- **WHAT YOU ARE ASKED TO DO**
Among the entries below, which lines include the string "reserved"? Show each one.

(Dataset rows about figures)
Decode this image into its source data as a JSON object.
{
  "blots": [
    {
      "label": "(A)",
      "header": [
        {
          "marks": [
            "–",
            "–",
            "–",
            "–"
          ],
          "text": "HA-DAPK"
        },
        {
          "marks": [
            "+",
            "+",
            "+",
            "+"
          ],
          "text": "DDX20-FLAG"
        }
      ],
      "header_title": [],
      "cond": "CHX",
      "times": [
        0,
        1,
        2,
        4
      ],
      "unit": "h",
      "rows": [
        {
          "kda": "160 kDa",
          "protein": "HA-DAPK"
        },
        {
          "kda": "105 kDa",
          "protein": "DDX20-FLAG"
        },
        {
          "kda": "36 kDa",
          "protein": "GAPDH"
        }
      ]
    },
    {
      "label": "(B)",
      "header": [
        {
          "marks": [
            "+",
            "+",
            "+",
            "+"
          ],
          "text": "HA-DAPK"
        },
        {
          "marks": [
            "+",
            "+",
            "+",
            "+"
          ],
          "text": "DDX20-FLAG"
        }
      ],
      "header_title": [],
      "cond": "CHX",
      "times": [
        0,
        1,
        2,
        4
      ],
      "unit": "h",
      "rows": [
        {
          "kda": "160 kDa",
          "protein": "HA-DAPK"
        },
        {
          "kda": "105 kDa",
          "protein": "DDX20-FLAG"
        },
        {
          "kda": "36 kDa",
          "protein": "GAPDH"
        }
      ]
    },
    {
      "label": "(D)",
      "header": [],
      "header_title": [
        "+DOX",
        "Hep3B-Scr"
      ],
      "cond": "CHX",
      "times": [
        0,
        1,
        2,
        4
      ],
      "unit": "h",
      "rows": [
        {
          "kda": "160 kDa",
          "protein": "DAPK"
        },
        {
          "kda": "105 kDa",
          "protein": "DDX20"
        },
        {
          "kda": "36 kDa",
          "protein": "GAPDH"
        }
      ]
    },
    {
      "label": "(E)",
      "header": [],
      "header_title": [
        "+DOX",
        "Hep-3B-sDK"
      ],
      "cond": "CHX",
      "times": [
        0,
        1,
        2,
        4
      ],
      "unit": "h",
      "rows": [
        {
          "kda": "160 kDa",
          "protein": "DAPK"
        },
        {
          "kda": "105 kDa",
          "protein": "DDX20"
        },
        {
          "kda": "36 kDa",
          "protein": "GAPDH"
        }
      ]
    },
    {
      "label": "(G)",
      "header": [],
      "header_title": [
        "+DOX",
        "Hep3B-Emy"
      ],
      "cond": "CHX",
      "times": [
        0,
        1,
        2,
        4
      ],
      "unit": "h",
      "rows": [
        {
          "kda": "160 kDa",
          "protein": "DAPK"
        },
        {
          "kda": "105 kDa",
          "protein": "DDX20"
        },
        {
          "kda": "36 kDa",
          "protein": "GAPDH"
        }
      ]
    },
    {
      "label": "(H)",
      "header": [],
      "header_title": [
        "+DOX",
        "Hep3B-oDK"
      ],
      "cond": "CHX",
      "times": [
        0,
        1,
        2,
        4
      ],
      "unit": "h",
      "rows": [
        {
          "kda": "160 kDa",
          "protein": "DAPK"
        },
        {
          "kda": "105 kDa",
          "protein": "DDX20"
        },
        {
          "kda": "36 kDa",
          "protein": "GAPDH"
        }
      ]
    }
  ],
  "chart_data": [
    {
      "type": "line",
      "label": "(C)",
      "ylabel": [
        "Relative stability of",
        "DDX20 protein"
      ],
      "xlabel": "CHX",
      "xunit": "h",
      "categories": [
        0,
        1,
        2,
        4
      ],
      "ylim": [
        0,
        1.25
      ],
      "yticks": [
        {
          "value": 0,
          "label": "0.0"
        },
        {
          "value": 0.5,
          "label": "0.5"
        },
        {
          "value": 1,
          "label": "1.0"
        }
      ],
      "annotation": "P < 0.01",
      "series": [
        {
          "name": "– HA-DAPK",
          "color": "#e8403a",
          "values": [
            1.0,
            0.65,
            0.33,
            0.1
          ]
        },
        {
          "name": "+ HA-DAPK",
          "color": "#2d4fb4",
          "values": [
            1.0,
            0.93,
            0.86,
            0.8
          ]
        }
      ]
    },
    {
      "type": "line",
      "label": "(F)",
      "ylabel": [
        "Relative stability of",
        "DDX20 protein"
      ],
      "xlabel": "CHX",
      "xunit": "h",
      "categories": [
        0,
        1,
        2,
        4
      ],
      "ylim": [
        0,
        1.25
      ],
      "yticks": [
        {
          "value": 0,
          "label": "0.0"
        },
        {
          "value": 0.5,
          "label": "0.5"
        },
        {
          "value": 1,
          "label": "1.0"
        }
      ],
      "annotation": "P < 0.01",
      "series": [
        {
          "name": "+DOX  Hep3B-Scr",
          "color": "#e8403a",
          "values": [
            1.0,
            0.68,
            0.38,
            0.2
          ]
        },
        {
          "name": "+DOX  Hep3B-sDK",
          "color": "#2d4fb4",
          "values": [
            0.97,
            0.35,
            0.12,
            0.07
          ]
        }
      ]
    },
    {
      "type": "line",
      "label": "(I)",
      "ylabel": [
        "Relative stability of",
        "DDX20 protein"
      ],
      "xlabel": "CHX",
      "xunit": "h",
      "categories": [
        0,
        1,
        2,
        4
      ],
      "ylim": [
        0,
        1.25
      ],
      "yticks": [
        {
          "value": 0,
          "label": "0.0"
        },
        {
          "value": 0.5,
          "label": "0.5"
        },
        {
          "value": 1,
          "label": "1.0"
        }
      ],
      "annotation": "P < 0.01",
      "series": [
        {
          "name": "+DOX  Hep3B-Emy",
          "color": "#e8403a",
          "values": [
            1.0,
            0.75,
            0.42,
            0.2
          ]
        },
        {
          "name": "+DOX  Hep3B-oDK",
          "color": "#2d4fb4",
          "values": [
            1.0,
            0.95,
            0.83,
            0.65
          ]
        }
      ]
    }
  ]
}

---

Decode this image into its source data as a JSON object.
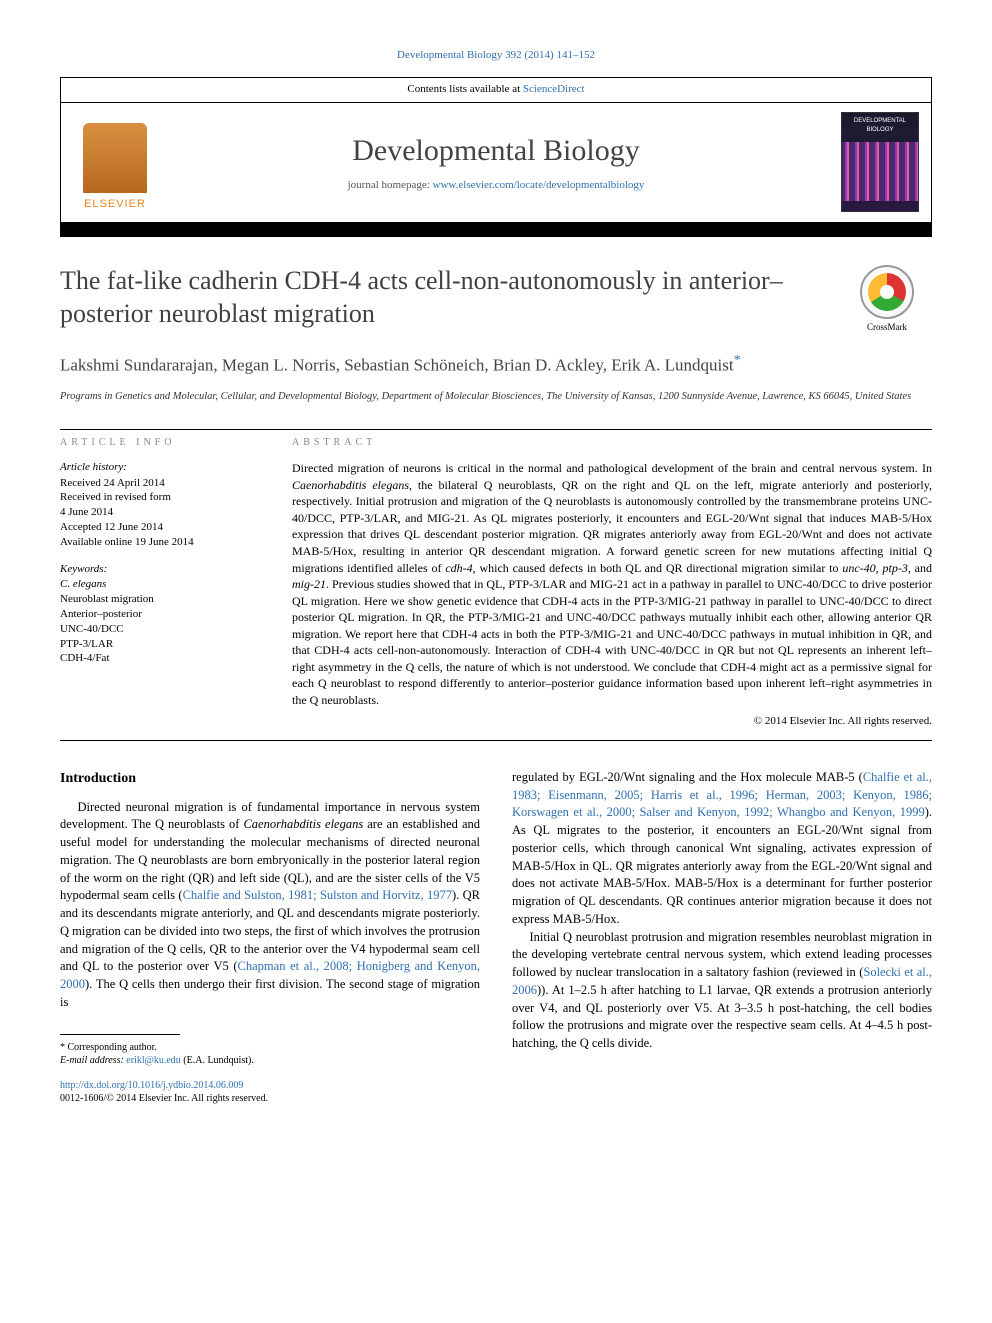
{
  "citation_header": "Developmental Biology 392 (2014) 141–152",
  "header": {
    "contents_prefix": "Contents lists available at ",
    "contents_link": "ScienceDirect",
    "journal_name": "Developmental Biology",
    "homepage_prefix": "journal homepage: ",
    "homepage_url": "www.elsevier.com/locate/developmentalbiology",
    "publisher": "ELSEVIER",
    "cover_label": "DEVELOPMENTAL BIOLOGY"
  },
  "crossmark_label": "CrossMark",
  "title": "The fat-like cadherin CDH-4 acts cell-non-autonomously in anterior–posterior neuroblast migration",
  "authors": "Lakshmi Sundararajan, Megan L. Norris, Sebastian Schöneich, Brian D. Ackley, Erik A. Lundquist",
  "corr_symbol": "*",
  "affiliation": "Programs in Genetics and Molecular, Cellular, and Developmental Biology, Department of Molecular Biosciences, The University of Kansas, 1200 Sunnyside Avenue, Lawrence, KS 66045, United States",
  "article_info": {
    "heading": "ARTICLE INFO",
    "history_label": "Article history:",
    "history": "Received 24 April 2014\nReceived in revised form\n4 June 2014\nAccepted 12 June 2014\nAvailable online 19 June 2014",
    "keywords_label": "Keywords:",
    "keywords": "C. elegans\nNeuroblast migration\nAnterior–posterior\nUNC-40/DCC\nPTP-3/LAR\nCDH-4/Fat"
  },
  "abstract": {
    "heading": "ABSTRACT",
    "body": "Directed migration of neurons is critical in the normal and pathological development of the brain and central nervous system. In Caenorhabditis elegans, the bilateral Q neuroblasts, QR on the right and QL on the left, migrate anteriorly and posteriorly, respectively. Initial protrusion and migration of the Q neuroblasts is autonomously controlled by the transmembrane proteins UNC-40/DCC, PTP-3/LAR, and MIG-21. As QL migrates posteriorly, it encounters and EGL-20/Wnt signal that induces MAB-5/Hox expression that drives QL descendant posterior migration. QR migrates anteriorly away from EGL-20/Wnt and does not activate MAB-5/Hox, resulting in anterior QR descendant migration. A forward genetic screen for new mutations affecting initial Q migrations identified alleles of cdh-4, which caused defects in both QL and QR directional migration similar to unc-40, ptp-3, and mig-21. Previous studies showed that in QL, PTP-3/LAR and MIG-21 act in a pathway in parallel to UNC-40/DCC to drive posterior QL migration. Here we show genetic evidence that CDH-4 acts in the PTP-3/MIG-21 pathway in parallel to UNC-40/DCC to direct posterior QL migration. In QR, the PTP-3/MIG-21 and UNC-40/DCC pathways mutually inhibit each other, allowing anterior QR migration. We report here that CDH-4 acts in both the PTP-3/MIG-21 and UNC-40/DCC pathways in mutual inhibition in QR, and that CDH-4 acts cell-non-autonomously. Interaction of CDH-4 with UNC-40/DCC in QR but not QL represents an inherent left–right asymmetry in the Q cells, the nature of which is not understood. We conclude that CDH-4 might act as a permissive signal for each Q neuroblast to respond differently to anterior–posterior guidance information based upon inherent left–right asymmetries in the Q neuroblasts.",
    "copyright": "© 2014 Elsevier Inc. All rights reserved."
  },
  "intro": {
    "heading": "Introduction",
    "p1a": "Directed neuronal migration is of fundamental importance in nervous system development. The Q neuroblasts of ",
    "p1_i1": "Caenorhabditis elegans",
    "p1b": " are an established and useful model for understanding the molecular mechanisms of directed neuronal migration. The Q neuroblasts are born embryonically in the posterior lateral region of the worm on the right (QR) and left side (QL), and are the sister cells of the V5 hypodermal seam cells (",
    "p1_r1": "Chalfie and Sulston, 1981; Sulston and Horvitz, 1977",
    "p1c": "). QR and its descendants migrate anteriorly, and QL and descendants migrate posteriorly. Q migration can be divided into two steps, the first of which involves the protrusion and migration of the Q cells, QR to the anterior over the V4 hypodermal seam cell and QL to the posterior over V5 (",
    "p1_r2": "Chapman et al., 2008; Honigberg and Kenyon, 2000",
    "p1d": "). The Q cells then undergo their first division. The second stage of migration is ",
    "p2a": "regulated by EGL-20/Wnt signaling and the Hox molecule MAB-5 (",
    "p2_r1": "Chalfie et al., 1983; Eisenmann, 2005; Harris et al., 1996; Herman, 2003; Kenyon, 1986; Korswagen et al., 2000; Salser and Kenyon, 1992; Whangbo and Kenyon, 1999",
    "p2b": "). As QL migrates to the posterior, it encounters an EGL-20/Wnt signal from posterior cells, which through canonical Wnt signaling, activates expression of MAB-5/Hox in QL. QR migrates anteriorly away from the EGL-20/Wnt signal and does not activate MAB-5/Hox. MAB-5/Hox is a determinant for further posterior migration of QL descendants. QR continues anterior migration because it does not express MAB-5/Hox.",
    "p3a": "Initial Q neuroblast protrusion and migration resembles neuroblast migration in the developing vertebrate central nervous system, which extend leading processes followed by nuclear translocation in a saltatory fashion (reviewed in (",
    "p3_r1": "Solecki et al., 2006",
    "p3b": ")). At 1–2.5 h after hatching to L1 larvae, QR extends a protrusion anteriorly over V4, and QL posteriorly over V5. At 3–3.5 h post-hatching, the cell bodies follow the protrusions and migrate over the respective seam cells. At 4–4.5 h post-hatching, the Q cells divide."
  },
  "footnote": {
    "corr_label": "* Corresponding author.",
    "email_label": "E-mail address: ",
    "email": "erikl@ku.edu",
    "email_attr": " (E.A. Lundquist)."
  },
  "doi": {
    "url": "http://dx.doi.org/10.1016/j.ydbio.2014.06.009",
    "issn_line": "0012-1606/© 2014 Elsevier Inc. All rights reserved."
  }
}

- **SOLUTION TO THIS PROBLEM**
    "copyright": "© 2014 Elsevier Inc. All rights reserved."
    "issn_line": "0012-1606/© 2014 Elsevier Inc. All rights reserved."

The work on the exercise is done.